= DATASET CONTENT =
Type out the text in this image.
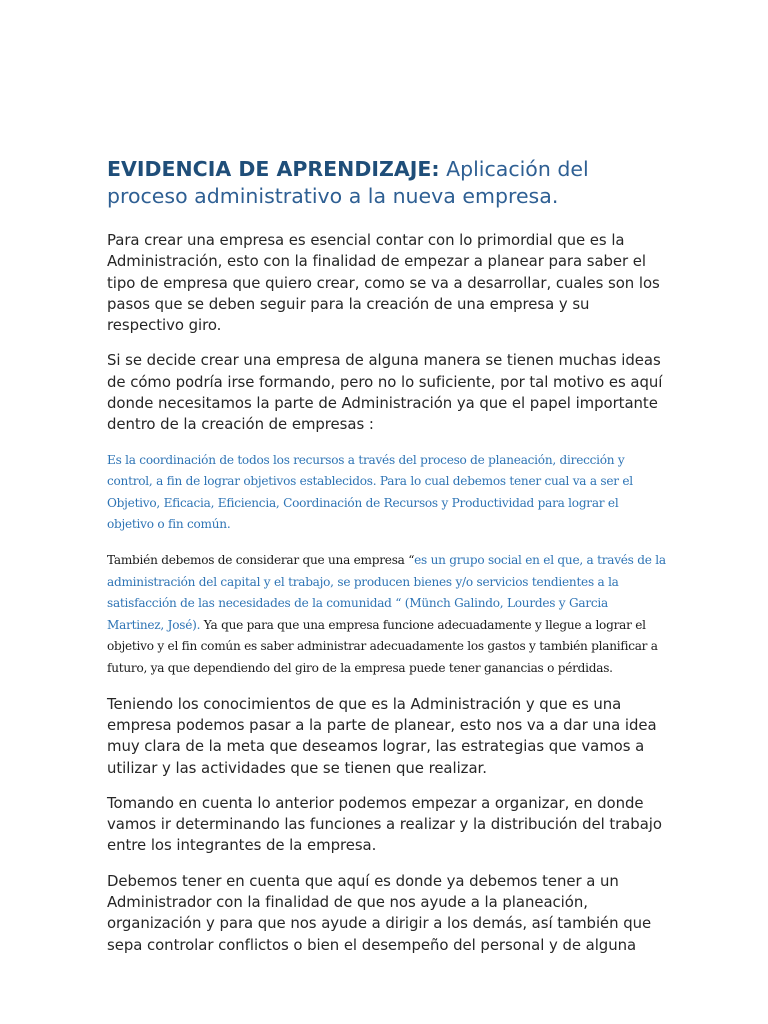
EVIDENCIA DE APRENDIZAJE: Aplicación del proceso administrativo a la nueva empresa.

Para crear una empresa es esencial contar con lo primordial que es la Administración, esto con la finalidad de empezar a planear para saber el tipo de empresa que quiero crear, como se va a desarrollar, cuales son los pasos que se deben seguir para la creación de una empresa y su respectivo giro.

Si se decide crear una empresa de alguna manera se tienen muchas ideas de cómo podría irse formando, pero no lo suficiente, por tal motivo es aquí donde necesitamos la parte de Administración ya que el papel importante dentro de la creación de empresas :

Es la coordinación de todos los recursos a través del proceso de planeación, dirección y control, a fin de lograr objetivos establecidos. Para lo cual debemos tener cual va a ser el Objetivo, Eficacia, Eficiencia, Coordinación de Recursos y Productividad para lograr el objetivo o fin común.

También debemos de considerar que una empresa “es un grupo social en el que, a través de la administración del capital y el trabajo, se producen bienes y/o servicios tendientes a la satisfacción de las necesidades de la comunidad “ (Münch Galindo, Lourdes y Garcia Martinez, José). Ya que para que una empresa funcione adecuadamente y llegue a lograr el objetivo y el fin común es saber administrar adecuadamente los gastos y también planificar a futuro, ya que dependiendo del giro de la empresa puede tener ganancias o pérdidas.

Teniendo los conocimientos de que es la Administración y que es una empresa podemos pasar a la parte de planear, esto nos va a dar una idea muy clara de la meta que deseamos lograr, las estrategias que vamos a utilizar y las actividades que se tienen que realizar.

Tomando en cuenta lo anterior podemos empezar a organizar, en donde vamos ir determinando las funciones a realizar y la distribución del trabajo entre los integrantes de la empresa.

Debemos tener en cuenta que aquí es donde ya debemos tener a un Administrador con la finalidad de que nos ayude a la planeación, organización y para que nos ayude a dirigir a los demás, así también que sepa controlar conflictos o bien el desempeño del personal y de alguna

= THE EXERCISE =
For each line above that contains the word "saber", copy that line.

= PROBLEM SOLUTION =
Para crear una empresa es esencial contar con lo primordial que es la Administración, esto con la finalidad de empezar a planear para saber el tipo de empresa que quiero crear, como se va a desarrollar, cuales son los pasos que se deben seguir para la creación de una empresa y su respectivo giro.
También debemos de considerar que una empresa “es un grupo social en el que, a través de la administración del capital y el trabajo, se producen bienes y/o servicios tendientes a la satisfacción de las necesidades de la comunidad “ (Münch Galindo, Lourdes y Garcia Martinez, José). Ya que para que una empresa funcione adecuadamente y llegue a lograr el objetivo y el fin común es saber administrar adecuadamente los gastos y también planificar a futuro, ya que dependiendo del giro de la empresa puede tener ganancias o pérdidas.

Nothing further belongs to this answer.